— To do —
In the data below, find every line with the string "мутацию" and pull it out.

— Given entries —
## Begin

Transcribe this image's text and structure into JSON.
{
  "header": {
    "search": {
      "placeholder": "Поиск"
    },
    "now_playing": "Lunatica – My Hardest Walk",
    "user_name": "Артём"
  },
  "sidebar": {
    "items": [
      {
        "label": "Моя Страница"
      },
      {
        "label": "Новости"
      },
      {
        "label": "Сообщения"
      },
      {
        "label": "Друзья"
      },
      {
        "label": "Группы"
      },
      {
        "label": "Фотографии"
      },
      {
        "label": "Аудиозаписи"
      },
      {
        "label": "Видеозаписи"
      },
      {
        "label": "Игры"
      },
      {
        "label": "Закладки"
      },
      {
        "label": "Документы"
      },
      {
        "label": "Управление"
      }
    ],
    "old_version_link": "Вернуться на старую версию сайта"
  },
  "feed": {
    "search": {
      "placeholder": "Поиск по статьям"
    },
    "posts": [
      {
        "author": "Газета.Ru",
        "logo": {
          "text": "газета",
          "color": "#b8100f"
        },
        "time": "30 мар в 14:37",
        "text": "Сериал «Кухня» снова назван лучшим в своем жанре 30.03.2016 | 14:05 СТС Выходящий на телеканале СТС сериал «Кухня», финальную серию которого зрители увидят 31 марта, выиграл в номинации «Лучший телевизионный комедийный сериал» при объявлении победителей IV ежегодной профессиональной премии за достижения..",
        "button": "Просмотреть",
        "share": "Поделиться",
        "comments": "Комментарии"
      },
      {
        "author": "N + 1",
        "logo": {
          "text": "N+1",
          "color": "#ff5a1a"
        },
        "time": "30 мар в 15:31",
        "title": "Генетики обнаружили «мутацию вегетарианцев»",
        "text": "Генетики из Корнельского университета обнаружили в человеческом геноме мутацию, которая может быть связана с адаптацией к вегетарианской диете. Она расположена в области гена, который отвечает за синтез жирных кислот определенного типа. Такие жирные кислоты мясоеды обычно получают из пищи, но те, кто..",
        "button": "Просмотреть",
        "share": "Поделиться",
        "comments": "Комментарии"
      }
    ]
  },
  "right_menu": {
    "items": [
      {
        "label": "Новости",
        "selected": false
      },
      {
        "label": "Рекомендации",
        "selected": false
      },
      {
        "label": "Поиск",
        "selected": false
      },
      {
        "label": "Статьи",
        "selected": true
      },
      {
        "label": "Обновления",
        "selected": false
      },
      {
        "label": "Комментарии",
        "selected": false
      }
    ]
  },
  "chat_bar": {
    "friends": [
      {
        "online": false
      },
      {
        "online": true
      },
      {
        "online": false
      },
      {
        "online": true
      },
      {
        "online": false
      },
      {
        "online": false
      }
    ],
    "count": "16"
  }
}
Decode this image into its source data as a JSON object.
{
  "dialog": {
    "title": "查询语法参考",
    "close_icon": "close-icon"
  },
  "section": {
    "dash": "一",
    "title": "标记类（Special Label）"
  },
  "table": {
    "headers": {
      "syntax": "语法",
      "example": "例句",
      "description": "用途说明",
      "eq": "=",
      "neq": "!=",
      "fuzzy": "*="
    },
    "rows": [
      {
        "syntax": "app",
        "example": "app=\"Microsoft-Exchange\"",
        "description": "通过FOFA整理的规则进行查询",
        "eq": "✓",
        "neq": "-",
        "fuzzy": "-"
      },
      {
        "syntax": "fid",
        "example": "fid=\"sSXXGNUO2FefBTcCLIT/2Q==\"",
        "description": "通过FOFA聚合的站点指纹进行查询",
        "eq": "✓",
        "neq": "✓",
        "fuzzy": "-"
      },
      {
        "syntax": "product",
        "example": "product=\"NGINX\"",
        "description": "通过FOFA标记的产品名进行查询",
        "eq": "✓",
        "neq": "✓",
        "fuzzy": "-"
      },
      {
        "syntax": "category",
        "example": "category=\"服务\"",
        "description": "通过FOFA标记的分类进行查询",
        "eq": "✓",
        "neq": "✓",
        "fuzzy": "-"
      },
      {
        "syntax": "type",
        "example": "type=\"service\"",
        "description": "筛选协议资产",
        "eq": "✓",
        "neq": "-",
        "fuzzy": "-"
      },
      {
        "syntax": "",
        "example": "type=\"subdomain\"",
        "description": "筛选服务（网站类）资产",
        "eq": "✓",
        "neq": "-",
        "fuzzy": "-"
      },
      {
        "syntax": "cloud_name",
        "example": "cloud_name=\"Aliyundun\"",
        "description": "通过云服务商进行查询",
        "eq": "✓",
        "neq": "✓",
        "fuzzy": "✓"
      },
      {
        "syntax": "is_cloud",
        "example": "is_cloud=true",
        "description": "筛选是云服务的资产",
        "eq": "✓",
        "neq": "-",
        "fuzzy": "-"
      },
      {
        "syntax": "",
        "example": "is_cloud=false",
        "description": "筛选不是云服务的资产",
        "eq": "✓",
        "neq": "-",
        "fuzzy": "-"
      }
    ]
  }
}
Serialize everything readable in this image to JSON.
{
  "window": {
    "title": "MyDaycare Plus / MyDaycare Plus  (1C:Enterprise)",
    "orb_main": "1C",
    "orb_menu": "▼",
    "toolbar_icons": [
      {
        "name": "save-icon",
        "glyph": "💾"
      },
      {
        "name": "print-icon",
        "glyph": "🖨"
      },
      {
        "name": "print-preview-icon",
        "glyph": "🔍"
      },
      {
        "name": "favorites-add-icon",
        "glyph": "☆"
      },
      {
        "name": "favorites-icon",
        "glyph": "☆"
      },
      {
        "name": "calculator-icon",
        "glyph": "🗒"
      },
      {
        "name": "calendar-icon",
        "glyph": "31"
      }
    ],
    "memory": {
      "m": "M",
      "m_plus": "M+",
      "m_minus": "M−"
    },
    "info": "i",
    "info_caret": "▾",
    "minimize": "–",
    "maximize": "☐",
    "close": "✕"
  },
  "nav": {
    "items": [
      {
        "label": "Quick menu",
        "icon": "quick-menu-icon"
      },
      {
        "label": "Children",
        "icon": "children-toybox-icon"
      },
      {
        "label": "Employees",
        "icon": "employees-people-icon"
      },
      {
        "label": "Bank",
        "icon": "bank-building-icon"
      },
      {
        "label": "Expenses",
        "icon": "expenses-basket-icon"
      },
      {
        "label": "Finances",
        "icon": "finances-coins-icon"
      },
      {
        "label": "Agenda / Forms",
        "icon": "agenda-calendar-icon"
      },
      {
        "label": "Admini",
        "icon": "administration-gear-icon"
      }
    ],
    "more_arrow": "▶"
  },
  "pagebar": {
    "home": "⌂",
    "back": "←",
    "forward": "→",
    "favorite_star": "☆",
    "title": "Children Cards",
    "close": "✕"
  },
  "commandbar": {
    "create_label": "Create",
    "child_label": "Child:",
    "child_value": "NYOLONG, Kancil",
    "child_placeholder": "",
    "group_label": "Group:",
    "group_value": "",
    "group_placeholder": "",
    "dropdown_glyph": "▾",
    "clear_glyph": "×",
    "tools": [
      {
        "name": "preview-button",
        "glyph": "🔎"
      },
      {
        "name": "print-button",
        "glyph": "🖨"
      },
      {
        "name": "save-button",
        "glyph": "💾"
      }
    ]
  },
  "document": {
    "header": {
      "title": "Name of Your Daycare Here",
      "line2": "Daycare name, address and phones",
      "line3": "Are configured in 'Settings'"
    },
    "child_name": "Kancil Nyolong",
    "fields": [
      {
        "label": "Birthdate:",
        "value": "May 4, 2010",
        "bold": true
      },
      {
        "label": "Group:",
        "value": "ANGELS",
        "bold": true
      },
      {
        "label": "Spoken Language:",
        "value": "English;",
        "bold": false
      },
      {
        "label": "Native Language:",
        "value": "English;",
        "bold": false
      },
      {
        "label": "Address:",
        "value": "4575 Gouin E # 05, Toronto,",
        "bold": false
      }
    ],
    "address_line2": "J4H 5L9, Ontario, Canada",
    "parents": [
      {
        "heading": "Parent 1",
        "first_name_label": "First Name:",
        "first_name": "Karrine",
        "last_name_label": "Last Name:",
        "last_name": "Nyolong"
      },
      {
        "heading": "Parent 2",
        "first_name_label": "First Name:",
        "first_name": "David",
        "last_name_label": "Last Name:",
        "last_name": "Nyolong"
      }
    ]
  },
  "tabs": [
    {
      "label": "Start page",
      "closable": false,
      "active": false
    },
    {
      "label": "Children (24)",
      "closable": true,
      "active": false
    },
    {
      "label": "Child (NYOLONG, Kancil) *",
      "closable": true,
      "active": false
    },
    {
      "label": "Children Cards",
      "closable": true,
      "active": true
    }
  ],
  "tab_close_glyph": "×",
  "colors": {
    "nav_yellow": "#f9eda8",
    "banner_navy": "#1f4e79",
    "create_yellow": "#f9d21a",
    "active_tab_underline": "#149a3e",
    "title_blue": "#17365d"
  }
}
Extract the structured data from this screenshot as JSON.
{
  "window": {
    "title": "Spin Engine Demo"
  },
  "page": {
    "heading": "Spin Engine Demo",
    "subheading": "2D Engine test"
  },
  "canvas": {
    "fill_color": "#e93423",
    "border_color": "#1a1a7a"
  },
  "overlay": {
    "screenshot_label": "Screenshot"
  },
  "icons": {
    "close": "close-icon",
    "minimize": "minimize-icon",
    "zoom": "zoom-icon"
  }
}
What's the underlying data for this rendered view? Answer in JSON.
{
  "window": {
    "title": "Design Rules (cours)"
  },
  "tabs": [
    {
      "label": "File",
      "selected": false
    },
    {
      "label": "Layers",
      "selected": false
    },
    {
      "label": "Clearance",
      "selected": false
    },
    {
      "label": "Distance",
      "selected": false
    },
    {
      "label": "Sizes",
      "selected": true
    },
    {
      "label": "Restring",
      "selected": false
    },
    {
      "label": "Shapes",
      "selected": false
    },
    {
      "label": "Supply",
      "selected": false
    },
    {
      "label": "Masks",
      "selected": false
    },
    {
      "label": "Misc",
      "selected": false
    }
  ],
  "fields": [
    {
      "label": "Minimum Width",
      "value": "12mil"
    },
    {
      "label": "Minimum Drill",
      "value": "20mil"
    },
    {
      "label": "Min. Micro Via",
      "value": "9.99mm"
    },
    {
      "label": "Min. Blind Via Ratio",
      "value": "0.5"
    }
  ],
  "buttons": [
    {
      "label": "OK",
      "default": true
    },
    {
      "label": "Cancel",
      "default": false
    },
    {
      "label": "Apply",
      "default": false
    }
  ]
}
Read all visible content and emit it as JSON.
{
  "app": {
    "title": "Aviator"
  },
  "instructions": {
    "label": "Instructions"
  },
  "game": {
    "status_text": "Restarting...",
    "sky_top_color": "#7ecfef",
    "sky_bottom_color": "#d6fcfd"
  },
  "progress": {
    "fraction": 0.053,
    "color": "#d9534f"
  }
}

## End

— Answer to the exercise —
        "title": "Генетики обнаружили «мутацию вегетарианцев»",
        "text": "Генетики из Корнельского университета обнаружили в человеческом геноме мутацию, которая может быть связана с адаптацией к вегетарианской диете. Она расположена в области гена, который отвечает за синтез жирных кислот определенного типа. Такие жирные кислоты мясоеды обычно получают из пищи, но те, кто..",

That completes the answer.